→ ARBEITSANWEISUNGEN
- A) Aktualisiere den Textauszug über Angel Wong: Gib ihn beginnend mit „Offen für Inspiration“ und weiter bis einschließlich „Wong Pui Shan.“ wieder und setze dabei „Designerin“ an die Stelle von „Modedesignerin“.
- B) Bitte schreib den Textauszug über Angel Wong im Anschluss an seinen letzten Satz weiter.

→ TEXTAUSZUG
——————————

Offen für Inspiration
Neugierde, Offenheit und Lust auf Neues sind die Grundlagen kreativer Arbeit - ein Gespräch mit der Modedesignerin Angel Wong Pui Shan.
Von Alexandra Hildebrandt
Neues entsteht nicht allein aus einer genialen, kreativen Idee im Kopf. Wichtiger noch ist die ständige Konfrontation mit neuen Einflüssen in seinem Umfeld. Sagt eine preisgekrönte Modedesignerin aus Hongkong. Sie bezieht ihre Inspiration daraus, neue Dinge zu suchen und zu erkunden: Also neue Informationen, Einflüsse, Meinungen, Eindrücke aufsaugen, neue Dinge ausprobieren, offen sein. Denn in einer globalisierten Welt wird es immer wichtiger, die Bedürfnisse und Interessen der Menschen in unterschiedlichen Kulturen zu verstehen. / 31.08.07
Am 6. September 2007 wird in Berlin der Deutsche Kulturförderpreis des Kulturkreises der deutschen Wirtschaft verliehen. Bereits seit 1951 setzt sich der Kulturkreis als Bindeglied zwischen Wirtschaft und Kunst für eine prosperierende Kulturlandschaft am Wirtschaftsstandort Deutschland ein. Prämiert werden in den Kategorien kleine, mittlere und große Unternehmen kreative Förder- und Sponsoringkonzepte, die Risikobereitschaft zeigen und auf Nachhaltigkeit angelegt sind. Als neues Mitglied im Kulturkreis unterstützt die Arcandor AG diesen Wettbewerb, dessen Gewinner für herausragende unternehmerische Kulturförderung ausgezeichnet werden. Mit dieser Unterstützung will Arcandor ein Signal setzten, um die fundamentale Bedeutung unternehmerischer Kulturförderung in Deutschland und Europa hervorzuheben. Die Preisverleihung im Haus der Deutschen Wirtschaft in Berlin wird mit Unterstützung der Arcandor AG ausgerichtet. Präsentiert wird in diesem Rahmen erstmalig die aktuelle Couture Evening Collection der anwesenden chinesischen Modedesignerin Angel Wong. Sie arbeitet für das konzerneigene Designzentrum Norintra in Hongkong, das mit seiner Abendgarderobe die breite Thematik der kulturellen Vielfalt künstlerisch aufgreift. Mit Angel Wong sprach Alexandra Hildebrandt.

——————————

→ VORLIEGENDE EINTRÄGE
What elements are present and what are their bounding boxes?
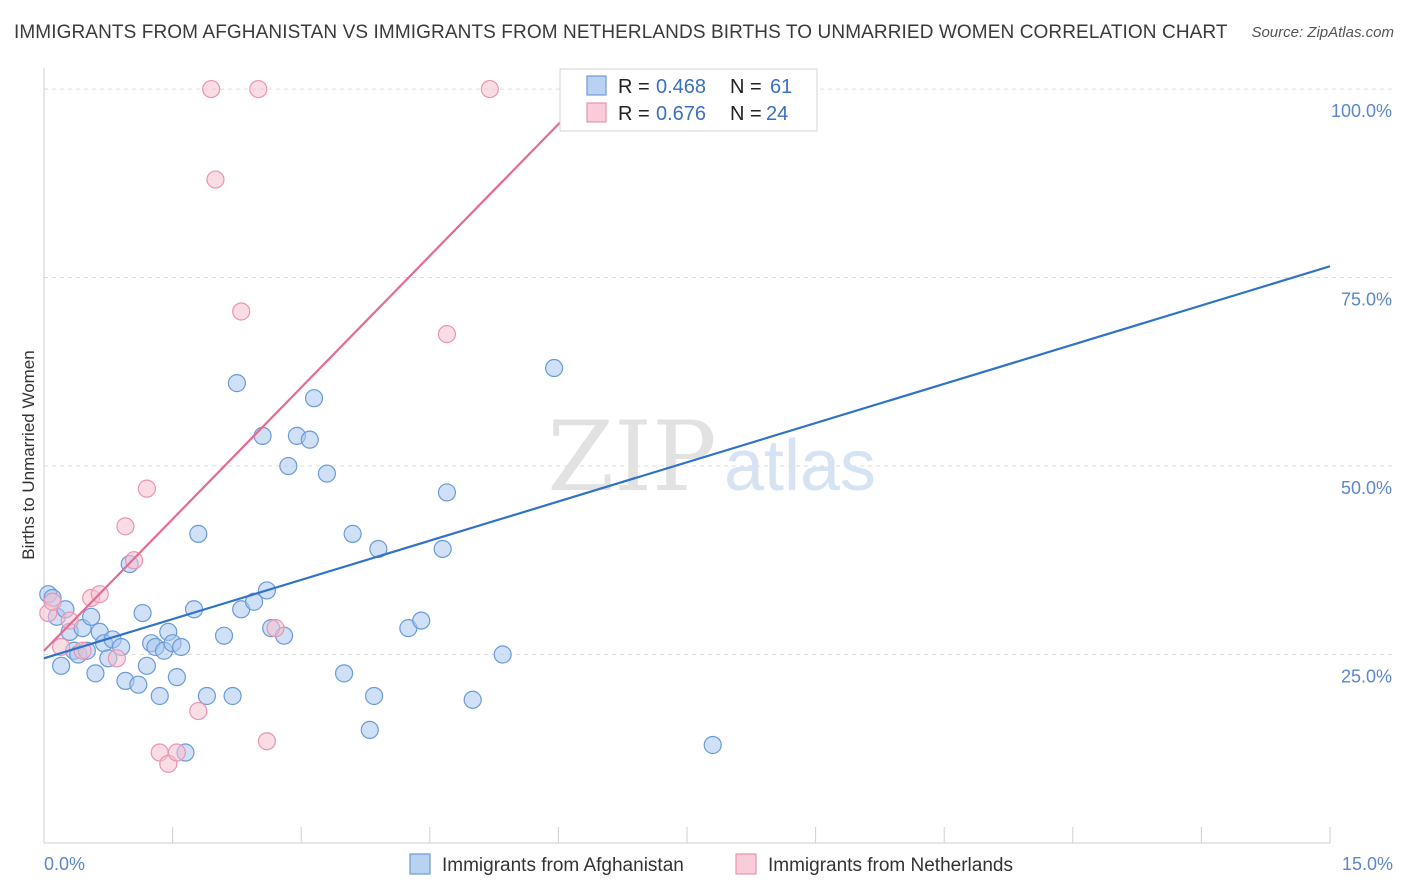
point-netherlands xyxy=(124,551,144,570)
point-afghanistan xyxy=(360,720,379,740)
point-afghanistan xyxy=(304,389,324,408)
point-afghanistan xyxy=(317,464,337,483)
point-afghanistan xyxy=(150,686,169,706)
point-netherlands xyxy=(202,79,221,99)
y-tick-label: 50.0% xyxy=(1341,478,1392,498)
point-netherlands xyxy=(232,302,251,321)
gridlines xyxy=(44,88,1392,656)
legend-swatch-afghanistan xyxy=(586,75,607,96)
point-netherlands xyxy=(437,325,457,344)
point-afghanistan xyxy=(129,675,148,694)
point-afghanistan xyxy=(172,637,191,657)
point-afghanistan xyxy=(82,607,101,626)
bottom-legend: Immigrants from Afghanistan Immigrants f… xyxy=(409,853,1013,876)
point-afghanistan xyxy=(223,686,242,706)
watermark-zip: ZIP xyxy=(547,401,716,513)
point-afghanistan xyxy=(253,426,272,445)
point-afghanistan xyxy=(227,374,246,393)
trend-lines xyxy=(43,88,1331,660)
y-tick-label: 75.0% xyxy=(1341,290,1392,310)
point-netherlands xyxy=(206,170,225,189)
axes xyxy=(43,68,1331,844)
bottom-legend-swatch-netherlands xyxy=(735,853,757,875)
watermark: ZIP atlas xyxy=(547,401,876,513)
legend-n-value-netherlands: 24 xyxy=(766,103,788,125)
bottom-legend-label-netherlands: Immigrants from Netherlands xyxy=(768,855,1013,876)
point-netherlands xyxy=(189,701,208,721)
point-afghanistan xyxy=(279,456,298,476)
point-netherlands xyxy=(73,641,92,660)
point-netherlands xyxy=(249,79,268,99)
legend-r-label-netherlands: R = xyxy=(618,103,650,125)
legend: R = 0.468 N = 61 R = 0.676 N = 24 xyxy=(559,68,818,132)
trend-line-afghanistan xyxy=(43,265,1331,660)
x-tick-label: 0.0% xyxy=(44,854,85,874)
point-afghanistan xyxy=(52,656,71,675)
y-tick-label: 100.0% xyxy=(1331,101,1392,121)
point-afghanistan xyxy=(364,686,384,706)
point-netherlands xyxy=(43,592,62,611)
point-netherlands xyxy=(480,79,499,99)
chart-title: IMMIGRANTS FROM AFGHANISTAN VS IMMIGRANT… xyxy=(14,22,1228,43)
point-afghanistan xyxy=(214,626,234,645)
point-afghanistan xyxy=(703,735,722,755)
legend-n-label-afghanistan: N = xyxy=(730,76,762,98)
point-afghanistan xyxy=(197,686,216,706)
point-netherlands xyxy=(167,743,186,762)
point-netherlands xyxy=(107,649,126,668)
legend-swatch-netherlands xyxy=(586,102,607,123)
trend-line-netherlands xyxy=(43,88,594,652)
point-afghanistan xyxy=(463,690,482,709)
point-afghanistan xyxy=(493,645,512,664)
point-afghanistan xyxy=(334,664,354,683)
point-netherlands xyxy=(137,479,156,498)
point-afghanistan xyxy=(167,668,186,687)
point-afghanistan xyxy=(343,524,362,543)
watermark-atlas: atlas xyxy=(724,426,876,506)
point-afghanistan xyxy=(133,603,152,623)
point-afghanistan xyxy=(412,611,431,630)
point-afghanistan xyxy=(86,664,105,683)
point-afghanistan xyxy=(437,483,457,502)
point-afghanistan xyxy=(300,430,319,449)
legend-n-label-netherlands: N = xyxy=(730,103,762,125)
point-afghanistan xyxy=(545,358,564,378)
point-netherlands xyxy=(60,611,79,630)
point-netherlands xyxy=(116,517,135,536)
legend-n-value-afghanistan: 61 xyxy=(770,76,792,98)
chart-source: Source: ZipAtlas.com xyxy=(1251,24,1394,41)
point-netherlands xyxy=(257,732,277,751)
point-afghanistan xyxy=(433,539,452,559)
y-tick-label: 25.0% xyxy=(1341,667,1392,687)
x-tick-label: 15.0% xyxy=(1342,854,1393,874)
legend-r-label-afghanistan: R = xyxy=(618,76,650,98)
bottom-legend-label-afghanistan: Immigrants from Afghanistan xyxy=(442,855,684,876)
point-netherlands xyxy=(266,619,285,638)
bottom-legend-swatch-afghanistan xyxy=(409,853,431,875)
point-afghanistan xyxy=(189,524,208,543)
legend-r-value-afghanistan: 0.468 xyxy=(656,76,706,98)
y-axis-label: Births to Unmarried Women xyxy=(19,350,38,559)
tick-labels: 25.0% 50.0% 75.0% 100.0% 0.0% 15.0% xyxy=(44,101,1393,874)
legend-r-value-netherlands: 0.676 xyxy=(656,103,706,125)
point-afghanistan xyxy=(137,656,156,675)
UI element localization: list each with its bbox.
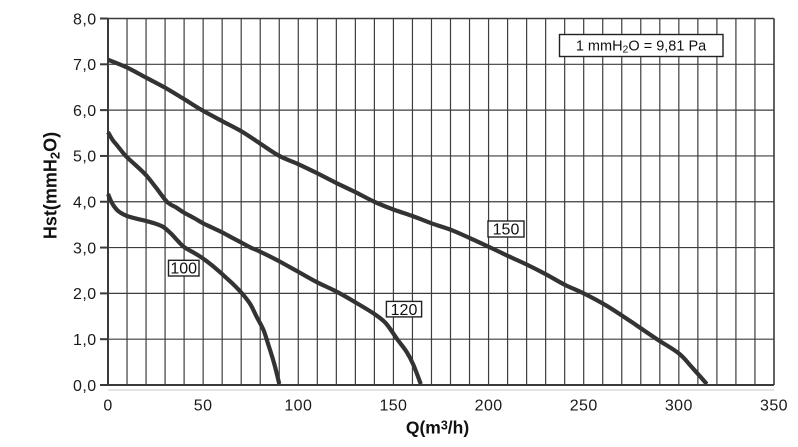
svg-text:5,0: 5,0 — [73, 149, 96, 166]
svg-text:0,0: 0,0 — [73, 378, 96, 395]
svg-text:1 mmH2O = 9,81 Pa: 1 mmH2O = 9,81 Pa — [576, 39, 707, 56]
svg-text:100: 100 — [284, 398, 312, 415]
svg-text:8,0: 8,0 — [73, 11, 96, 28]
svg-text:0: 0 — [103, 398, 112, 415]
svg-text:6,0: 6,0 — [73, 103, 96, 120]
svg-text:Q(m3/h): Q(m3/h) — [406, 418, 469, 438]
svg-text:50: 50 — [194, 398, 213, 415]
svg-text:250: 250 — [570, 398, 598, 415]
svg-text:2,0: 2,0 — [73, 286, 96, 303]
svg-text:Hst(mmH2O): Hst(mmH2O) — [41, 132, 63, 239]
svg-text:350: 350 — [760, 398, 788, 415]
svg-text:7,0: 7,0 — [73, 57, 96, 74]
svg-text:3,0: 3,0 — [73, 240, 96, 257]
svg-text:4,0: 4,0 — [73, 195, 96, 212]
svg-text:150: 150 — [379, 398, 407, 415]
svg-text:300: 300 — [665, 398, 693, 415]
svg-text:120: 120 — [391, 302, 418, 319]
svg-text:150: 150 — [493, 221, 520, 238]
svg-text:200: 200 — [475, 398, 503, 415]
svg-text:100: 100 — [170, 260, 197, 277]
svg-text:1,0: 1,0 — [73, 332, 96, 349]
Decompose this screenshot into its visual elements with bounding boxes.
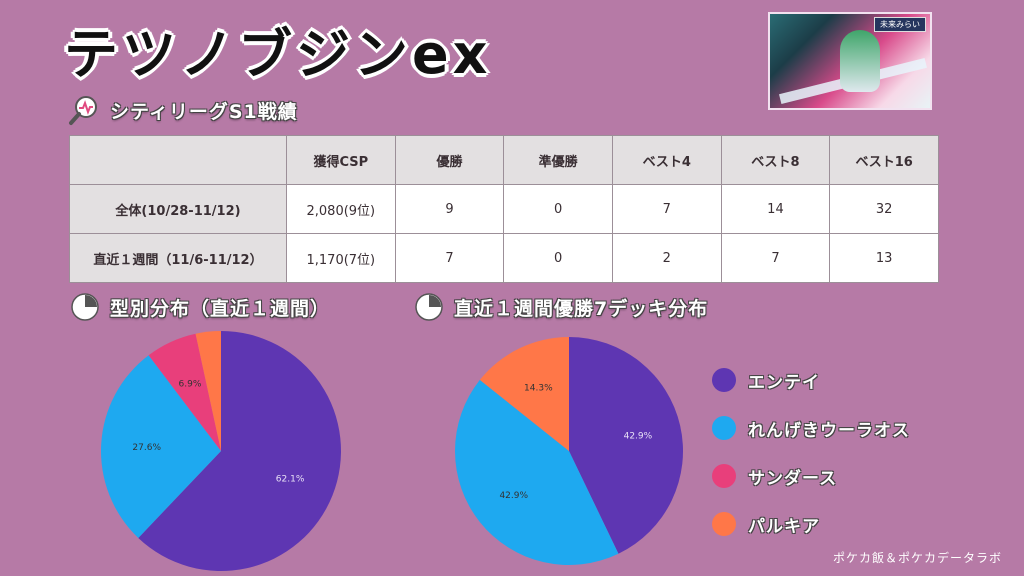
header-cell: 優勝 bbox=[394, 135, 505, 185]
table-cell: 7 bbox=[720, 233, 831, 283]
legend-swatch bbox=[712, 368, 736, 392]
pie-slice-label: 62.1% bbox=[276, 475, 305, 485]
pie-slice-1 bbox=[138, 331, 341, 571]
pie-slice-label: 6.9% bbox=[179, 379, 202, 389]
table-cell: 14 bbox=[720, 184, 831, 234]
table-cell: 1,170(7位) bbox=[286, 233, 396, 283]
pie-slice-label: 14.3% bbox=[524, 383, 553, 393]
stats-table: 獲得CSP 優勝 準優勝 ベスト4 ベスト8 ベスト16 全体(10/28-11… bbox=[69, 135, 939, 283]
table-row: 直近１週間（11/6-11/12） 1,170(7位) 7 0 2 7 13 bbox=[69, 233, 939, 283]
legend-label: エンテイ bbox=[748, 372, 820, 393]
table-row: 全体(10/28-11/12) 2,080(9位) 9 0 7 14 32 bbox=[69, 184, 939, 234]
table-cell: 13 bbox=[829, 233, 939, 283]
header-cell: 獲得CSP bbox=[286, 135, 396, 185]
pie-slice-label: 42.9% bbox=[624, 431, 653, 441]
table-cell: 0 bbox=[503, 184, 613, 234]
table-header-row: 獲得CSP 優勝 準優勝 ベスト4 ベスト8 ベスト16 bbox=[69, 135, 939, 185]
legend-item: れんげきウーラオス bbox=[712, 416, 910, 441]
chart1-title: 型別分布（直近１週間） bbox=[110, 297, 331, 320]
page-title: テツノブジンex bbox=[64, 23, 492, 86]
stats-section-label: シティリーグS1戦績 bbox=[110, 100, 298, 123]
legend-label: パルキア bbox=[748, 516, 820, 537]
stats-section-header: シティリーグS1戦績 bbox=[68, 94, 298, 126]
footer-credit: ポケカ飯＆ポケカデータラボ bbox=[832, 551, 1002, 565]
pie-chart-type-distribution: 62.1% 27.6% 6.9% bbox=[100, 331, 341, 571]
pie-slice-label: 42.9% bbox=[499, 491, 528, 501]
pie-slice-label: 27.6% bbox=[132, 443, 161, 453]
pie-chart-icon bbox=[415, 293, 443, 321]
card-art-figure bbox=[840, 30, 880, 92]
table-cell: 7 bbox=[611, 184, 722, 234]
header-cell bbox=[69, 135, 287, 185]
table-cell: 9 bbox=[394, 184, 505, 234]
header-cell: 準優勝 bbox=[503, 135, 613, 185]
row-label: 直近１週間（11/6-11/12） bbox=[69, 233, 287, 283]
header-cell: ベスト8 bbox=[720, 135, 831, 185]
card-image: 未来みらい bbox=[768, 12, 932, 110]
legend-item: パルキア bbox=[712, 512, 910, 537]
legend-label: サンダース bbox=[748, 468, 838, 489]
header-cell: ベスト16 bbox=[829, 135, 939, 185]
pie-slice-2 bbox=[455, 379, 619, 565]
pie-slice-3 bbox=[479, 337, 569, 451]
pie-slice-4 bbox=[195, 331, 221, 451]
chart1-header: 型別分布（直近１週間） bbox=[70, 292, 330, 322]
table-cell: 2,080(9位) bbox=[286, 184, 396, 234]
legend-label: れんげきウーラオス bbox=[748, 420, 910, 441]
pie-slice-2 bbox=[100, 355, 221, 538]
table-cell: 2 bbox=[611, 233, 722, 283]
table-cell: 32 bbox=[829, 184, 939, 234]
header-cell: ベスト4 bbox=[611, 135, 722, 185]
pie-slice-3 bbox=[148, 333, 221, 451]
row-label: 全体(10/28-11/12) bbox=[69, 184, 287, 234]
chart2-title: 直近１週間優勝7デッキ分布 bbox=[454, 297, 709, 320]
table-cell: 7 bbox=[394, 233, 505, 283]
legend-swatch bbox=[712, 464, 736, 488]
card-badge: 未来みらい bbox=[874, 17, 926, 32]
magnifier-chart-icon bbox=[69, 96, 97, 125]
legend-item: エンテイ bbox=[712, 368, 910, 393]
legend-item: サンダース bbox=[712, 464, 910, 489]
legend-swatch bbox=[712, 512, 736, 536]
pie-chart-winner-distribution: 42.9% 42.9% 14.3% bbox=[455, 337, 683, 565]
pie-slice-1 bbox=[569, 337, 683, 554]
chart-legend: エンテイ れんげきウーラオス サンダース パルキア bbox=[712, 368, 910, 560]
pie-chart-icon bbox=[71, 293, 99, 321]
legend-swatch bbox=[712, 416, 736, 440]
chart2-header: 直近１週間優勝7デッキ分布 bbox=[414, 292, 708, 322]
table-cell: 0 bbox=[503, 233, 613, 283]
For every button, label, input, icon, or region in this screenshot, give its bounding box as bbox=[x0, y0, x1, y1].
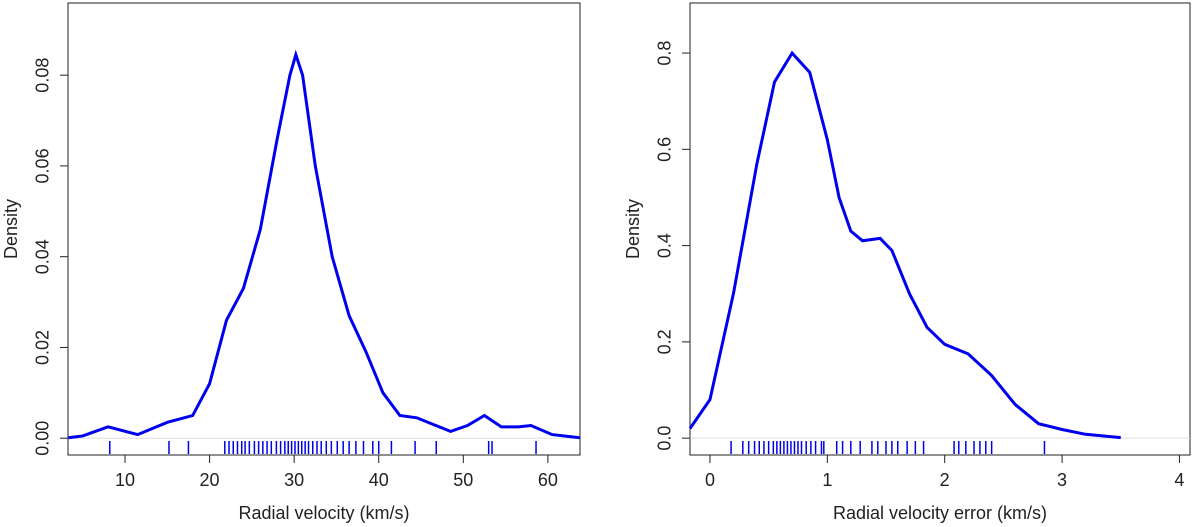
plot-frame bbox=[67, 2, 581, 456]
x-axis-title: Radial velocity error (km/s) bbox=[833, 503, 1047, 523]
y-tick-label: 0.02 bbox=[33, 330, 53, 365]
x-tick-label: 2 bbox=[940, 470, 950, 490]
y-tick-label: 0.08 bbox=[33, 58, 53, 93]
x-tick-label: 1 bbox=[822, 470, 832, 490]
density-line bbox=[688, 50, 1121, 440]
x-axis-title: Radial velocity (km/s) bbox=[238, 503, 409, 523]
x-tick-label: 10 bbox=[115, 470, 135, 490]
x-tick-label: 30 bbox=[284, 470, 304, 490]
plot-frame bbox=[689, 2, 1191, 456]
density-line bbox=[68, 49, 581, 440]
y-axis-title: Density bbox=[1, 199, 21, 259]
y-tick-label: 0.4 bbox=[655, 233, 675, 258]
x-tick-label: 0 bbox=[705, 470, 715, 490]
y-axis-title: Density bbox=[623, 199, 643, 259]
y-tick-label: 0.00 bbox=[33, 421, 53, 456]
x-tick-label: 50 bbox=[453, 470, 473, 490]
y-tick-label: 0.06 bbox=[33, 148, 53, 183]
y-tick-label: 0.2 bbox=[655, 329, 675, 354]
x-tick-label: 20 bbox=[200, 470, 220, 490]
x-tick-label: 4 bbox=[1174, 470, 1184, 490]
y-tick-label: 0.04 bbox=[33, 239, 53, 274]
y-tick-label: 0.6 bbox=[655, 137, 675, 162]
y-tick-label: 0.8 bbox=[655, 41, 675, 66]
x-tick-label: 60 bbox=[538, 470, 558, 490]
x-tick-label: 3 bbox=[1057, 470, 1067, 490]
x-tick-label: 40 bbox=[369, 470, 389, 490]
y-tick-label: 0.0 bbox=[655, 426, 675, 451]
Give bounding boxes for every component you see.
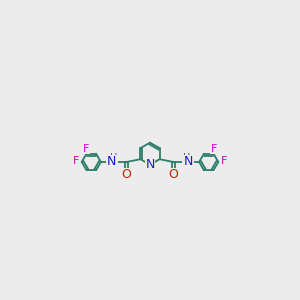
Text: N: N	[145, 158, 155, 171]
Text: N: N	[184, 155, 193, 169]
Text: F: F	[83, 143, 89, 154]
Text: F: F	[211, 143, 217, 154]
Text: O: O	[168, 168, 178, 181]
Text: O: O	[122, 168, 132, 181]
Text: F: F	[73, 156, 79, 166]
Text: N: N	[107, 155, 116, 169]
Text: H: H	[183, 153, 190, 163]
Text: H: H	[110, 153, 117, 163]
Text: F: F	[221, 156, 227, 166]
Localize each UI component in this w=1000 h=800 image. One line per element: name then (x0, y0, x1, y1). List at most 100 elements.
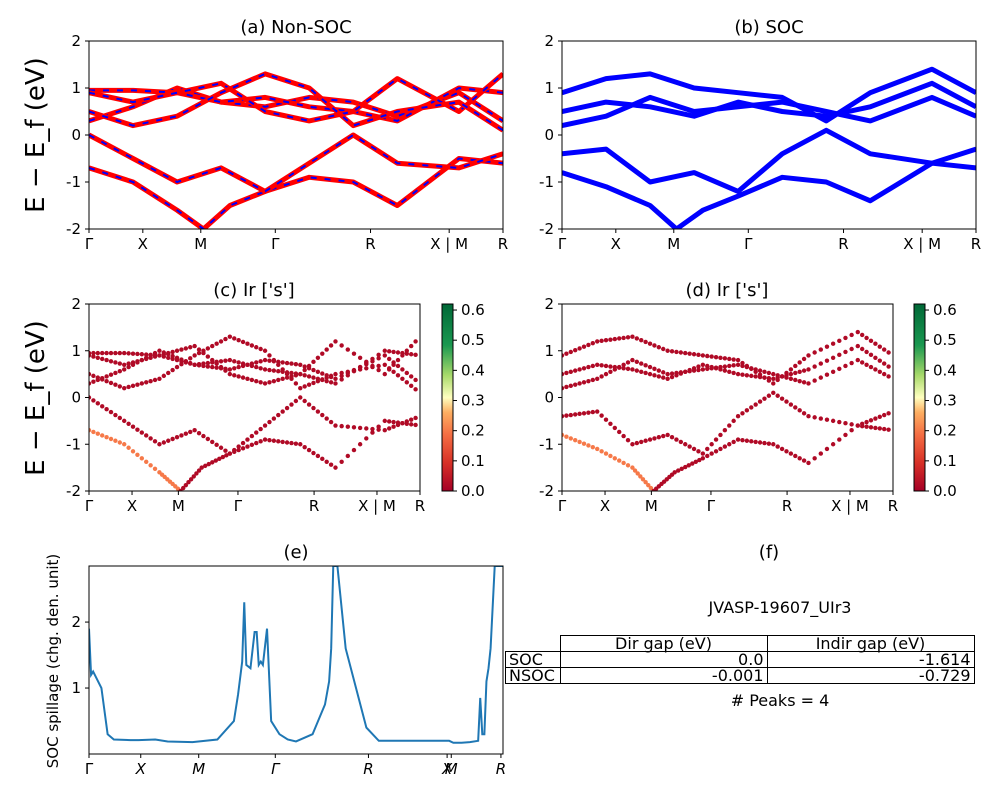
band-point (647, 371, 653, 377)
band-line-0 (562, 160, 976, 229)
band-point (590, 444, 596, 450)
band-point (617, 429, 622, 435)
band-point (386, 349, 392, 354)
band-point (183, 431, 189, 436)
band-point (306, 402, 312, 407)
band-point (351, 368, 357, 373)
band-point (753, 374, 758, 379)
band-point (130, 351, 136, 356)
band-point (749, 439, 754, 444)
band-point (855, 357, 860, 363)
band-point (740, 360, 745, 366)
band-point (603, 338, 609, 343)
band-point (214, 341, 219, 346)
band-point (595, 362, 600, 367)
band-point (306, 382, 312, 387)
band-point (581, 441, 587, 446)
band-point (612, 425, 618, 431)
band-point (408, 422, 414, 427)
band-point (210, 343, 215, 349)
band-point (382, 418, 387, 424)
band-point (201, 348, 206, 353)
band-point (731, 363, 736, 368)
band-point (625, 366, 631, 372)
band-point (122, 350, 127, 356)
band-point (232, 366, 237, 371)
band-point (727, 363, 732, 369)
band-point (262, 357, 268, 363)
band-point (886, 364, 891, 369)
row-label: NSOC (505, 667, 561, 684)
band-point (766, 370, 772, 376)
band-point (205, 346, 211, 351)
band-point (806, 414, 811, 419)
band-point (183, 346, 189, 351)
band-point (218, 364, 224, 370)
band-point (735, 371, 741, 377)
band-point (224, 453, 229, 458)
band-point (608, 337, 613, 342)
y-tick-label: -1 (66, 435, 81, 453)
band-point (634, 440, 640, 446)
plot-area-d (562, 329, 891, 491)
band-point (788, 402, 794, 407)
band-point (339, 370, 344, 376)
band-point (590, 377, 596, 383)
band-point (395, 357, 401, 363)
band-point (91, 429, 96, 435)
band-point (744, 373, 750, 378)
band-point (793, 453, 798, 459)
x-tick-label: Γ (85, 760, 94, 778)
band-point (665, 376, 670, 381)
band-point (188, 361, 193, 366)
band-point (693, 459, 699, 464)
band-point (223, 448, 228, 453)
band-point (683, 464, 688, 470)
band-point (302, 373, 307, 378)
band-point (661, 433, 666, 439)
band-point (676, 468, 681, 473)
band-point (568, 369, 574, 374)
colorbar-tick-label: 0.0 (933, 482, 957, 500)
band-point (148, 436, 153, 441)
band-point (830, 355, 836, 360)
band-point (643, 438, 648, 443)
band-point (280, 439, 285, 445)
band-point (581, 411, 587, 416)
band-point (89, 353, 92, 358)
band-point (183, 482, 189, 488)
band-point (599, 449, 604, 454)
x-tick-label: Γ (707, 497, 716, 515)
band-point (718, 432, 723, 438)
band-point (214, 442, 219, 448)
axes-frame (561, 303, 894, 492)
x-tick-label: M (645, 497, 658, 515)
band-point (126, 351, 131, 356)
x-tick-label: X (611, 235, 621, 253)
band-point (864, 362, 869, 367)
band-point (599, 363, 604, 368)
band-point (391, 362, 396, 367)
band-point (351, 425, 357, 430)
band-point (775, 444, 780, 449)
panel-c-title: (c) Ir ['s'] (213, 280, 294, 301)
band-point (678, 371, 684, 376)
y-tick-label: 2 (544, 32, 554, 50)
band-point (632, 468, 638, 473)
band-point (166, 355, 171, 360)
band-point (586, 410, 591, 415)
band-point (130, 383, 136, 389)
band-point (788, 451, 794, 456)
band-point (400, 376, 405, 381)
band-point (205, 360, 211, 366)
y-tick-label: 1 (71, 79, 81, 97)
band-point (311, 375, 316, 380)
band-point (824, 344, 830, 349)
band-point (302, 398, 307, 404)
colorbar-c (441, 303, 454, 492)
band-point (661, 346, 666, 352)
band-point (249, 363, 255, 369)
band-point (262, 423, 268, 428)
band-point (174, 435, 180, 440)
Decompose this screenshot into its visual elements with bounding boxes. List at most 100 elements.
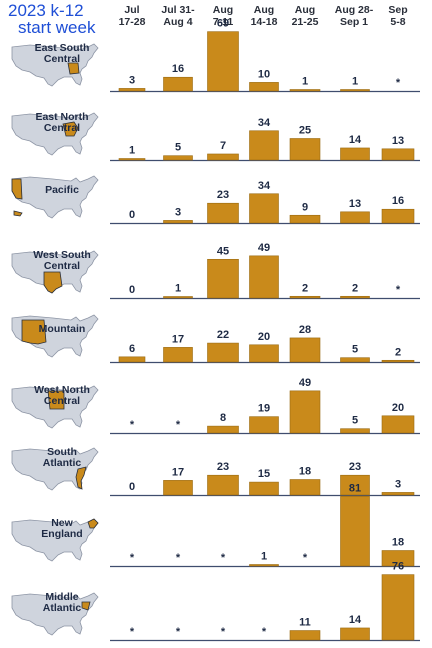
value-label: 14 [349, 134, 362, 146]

——————————

→ LÖSUNGEN ZUR ÜBUNG
- A)
Offen für Inspiration
Neugierde, Offenheit und Lust auf Neues sind die Grundlagen kreativer Arbeit - ein Gespräch mit der Designerin Angel Wong Pui Shan.

- B)
Angel Wong Pui Shan Angel Wong Pui Shan ist Modedesignerin. Sie lebt und arbeitet in Hongkong. Nach einer Design-Ausbildung hat sie an der Polytechnischen Universität Hongkong Modedesign studiert . Sie ist Gewinnerin des Hongkong Young Fashion Designers' Contest. Angel Wong arbeitet für Norintra House of Fashion in Hongkong, wo Mode für Karstadt Warenhaus, Quelle und Neckermann designt wird.
Frau Wong, was zeichnet Modedesigner aus?
Designer haben das Talent, durch Sehen, Denken, Fühlen und schöpferische Veranlagungen besondere Ideen hervorzubringen und sich anderen Menschen mitzuteilen. Ein Modedesigner hat stets einen eigenen Standpunkt und glaubt, dass seine Entwürfe seinem tiefsten Inneren entstammen. Er ist der festen Überzeugung, kein Mitläufer zu sein, sonst wäre er ja auch kein echter Schöpfer.
Wolfgang Joop ist überzeugt, dass ein Modedesigner über ein fühlendes Herz und Augen verfügen muss, die vieles gesehen haben. Sind Sie auch dieser Meinung?
Dem stimme ich zu. Den meisten Designern fehlt es jedoch an Gelegenheiten und Umsetzungsmöglichkeiten. Wichtig ist, dass ein Designer Neues ausprobieren und neue Entwürfe kreieren kann.
Karl Lagerfeld hat einmal gesagt: "Ich bin ein absoluter Egoist. Mein Motto war stets: Alles steht und fällt mit mir. Zur Hölle mit allen anderen." Ist dieser Egoismus kennzeichnend für diesen Beruf?
Verzeihen Sie, aber ich würde nie so egoistisch sein - aus Angst davor, alleine zu sein! Natürlich bewundere ich Menschen, die selbstbewusst sind und Verantwortung übernehmen; und der Satz "alles steht und fällt mit mir" zeugt von großer Verantwortung. Ich habe aber festgestellt, dass ein kreativer Job kein einsamer Job ist, sondern voller Energie unterschiedlicher Lebensweisen ist.
Sehen Sie sich als Vermittler zwischen Ihren eigenen Ideen und den Wünschen und Anforderungen der Kunden?
Ja, das ist eine Grundvoraussetzung. Designer haben das Recht auf Kreativität, müssen gleichzeitig aber Verantwortung für das Resultat übernehmen.
Ist das Entwerfen nicht wie eine Reise ins Unbekannte, bei der sich die Reiseroute ständig ändert?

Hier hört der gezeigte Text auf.